**REQUEST**
Make an exact copy of the lines below.

— Start of ITEMS —

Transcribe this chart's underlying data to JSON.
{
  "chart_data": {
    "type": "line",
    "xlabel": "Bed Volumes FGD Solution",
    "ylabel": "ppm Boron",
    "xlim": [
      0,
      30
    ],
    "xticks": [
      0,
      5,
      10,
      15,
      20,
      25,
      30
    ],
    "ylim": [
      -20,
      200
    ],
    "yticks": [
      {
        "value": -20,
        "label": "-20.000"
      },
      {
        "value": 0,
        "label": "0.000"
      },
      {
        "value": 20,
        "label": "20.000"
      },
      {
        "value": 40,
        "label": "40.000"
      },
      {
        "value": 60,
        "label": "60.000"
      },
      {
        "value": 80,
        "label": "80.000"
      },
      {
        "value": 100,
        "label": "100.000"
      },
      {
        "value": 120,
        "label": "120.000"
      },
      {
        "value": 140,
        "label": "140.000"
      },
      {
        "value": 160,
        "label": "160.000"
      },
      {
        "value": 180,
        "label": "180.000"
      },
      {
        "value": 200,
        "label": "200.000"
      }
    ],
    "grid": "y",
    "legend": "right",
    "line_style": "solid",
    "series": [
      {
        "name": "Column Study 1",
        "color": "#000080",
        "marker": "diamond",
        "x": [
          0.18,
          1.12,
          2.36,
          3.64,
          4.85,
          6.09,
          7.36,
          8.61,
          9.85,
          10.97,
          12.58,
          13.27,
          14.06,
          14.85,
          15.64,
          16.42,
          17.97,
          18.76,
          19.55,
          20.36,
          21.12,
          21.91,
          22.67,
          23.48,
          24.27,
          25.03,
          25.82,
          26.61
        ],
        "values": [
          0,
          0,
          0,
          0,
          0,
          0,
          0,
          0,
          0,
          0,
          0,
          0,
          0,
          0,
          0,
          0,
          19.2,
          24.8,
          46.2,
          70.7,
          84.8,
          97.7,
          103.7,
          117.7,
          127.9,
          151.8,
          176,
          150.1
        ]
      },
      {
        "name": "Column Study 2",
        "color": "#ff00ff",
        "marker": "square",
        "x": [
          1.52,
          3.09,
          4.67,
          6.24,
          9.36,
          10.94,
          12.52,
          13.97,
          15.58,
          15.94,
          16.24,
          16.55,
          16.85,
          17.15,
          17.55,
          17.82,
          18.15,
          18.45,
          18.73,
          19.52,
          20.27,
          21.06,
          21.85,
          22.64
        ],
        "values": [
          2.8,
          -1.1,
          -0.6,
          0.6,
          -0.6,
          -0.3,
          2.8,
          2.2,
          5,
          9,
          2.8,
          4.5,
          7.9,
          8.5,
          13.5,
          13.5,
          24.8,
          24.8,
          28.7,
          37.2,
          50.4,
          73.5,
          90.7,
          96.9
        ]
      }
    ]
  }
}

— End of ITEMS —

**THE REPLY**
Transcribe this chart's underlying data to JSON.
{
  "chart_data": {
    "type": "line",
    "xlabel": "Bed Volumes FGD Solution",
    "ylabel": "ppm Boron",
    "xlim": [
      0,
      30
    ],
    "xticks": [
      0,
      5,
      10,
      15,
      20,
      25,
      30
    ],
    "ylim": [
      -20,
      200
    ],
    "yticks": [
      {
        "value": -20,
        "label": "-20.000"
      },
      {
        "value": 0,
        "label": "0.000"
      },
      {
        "value": 20,
        "label": "20.000"
      },
      {
        "value": 40,
        "label": "40.000"
      },
      {
        "value": 60,
        "label": "60.000"
      },
      {
        "value": 80,
        "label": "80.000"
      },
      {
        "value": 100,
        "label": "100.000"
      },
      {
        "value": 120,
        "label": "120.000"
      },
      {
        "value": 140,
        "label": "140.000"
      },
      {
        "value": 160,
        "label": "160.000"
      },
      {
        "value": 180,
        "label": "180.000"
      },
      {
        "value": 200,
        "label": "200.000"
      }
    ],
    "grid": "y",
    "legend": "right",
    "line_style": "solid",
    "series": [
      {
        "name": "Column Study 1",
        "color": "#000080",
        "marker": "diamond",
        "x": [
          0.18,
          1.12,
          2.36,
          3.64,
          4.85,
          6.09,
          7.36,
          8.61,
          9.85,
          10.97,
          12.58,
          13.27,
          14.06,
          14.85,
          15.64,
          16.42,
          17.97,
          18.76,
          19.55,
          20.36,
          21.12,
          21.91,
          22.67,
          23.48,
          24.27,
          25.03,
          25.82,
          26.61
        ],
        "values": [
          0,
          0,
          0,
          0,
          0,
          0,
          0,
          0,
          0,
          0,
          0,
          0,
          0,
          0,
          0,
          0,
          19.2,
          24.8,
          46.2,
          70.7,
          84.8,
          97.7,
          103.7,
          117.7,
          127.9,
          151.8,
          176,
          150.1
        ]
      },
      {
        "name": "Column Study 2",
        "color": "#ff00ff",
        "marker": "square",
        "x": [
          1.52,
          3.09,
          4.67,
          6.24,
          9.36,
          10.94,
          12.52,
          13.97,
          15.58,
          15.94,
          16.24,
          16.55,
          16.85,
          17.15,
          17.55,
          17.82,
          18.15,
          18.45,
          18.73,
          19.52,
          20.27,
          21.06,
          21.85,
          22.64
        ],
        "values": [
          2.8,
          -1.1,
          -0.6,
          0.6,
          -0.6,
          -0.3,
          2.8,
          2.2,
          5,
          9,
          2.8,
          4.5,
          7.9,
          8.5,
          13.5,
          13.5,
          24.8,
          24.8,
          28.7,
          37.2,
          50.4,
          73.5,
          90.7,
          96.9
        ]
      }
    ]
  }
}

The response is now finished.